** Task objective **
Transcribe the records that follow exactly. Skip the pictures.

— START Task material —

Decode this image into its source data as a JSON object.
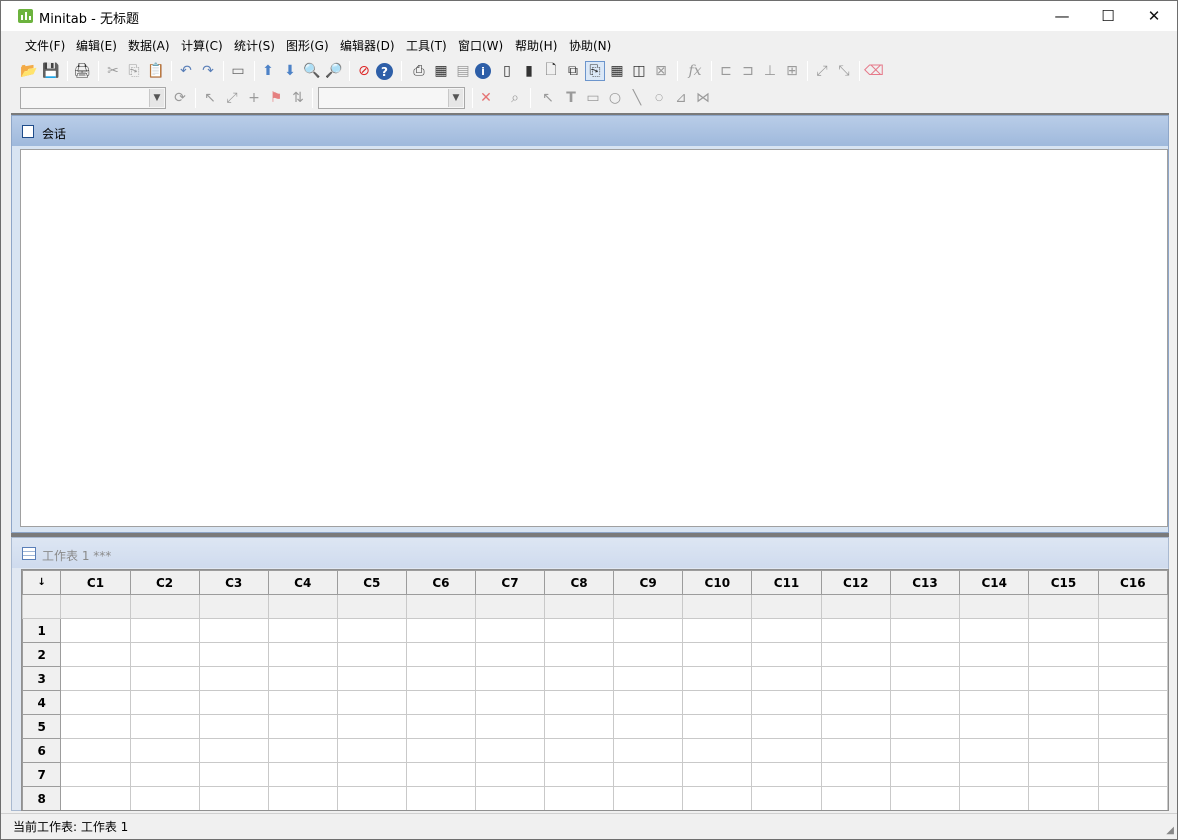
{
  "window": {
    "title": "Minitab - 无标题",
    "minimize": "—",
    "maximize": "☐",
    "close": "✕"
  },
  "menu": [
    "文件(F)",
    "编辑(E)",
    "数据(A)",
    "计算(C)",
    "统计(S)",
    "图形(G)",
    "编辑器(D)",
    "工具(T)",
    "窗口(W)",
    "帮助(H)",
    "协助(N)"
  ],
  "session": {
    "title": "会话"
  },
  "worksheet": {
    "title": "工作表 1 ***",
    "corner": "↓",
    "columns": [
      "C1",
      "C2",
      "C3",
      "C4",
      "C5",
      "C6",
      "C7",
      "C8",
      "C9",
      "C10",
      "C11",
      "C12",
      "C13",
      "C14",
      "C15",
      "C16"
    ],
    "rows": [
      "1",
      "2",
      "3",
      "4",
      "5",
      "6",
      "7",
      "8"
    ]
  },
  "statusbar": {
    "text": "当前工作表: 工作表 1"
  },
  "icons": {
    "open": "📂",
    "save": "💾",
    "print": "🖨",
    "cut": "✂",
    "copy": "⎘",
    "paste": "📋",
    "undo": "↶",
    "redo": "↷",
    "up": "⬆",
    "down": "⬇",
    "stop": "⊘",
    "help": "?",
    "info": "i",
    "fx": "fx",
    "delete": "✕",
    "search": "⌕",
    "text": "T",
    "line": "╲"
  }
}
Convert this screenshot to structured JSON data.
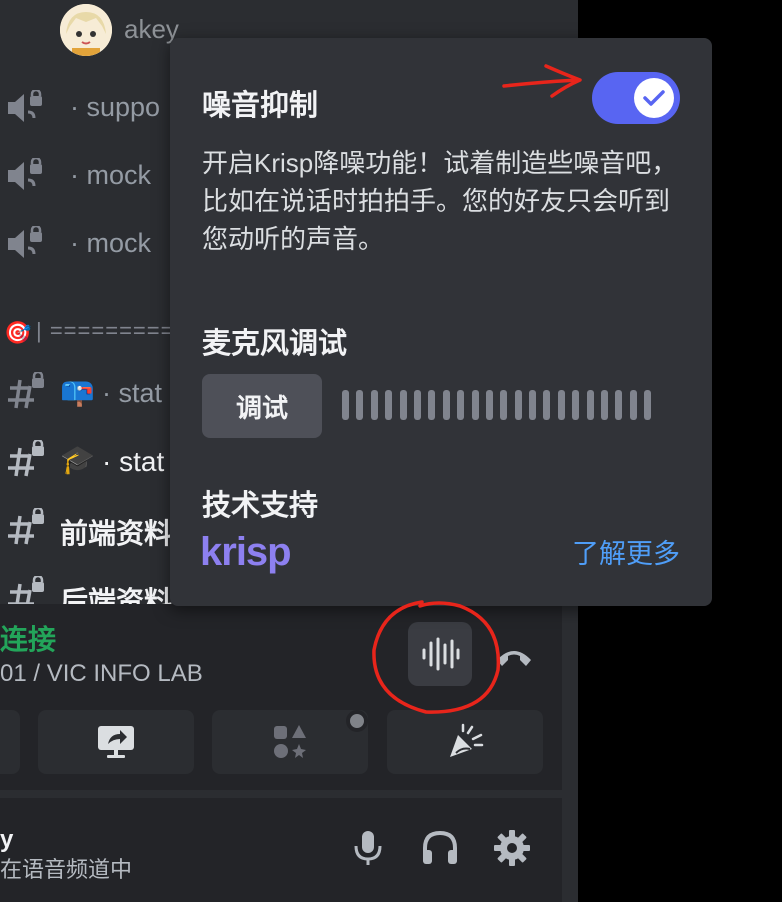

— END Task material —

** Response to this exercise **
Decode this image into its source data as a JSON object.
{
  "window": {
    "title": "Minitab - 无标题",
    "minimize": "—",
    "maximize": "☐",
    "close": "✕"
  },
  "menu": [
    "文件(F)",
    "编辑(E)",
    "数据(A)",
    "计算(C)",
    "统计(S)",
    "图形(G)",
    "编辑器(D)",
    "工具(T)",
    "窗口(W)",
    "帮助(H)",
    "协助(N)"
  ],
  "session": {
    "title": "会话"
  },
  "worksheet": {
    "title": "工作表 1 ***",
    "corner": "↓",
    "columns": [
      "C1",
      "C2",
      "C3",
      "C4",
      "C5",
      "C6",
      "C7",
      "C8",
      "C9",
      "C10",
      "C11",
      "C12",
      "C13",
      "C14",
      "C15",
      "C16"
    ],
    "rows": [
      "1",
      "2",
      "3",
      "4",
      "5",
      "6",
      "7",
      "8"
    ]
  },
  "statusbar": {
    "text": "当前工作表: 工作表 1"
  },
  "icons": {
    "open": "📂",
    "save": "💾",
    "print": "🖨",
    "cut": "✂",
    "copy": "⎘",
    "paste": "📋",
    "undo": "↶",
    "redo": "↷",
    "up": "⬆",
    "down": "⬇",
    "stop": "⊘",
    "help": "?",
    "info": "i",
    "fx": "fx",
    "delete": "✕",
    "search": "⌕",
    "text": "T",
    "line": "╲"
  }
}
Convert this screenshot to structured JSON data.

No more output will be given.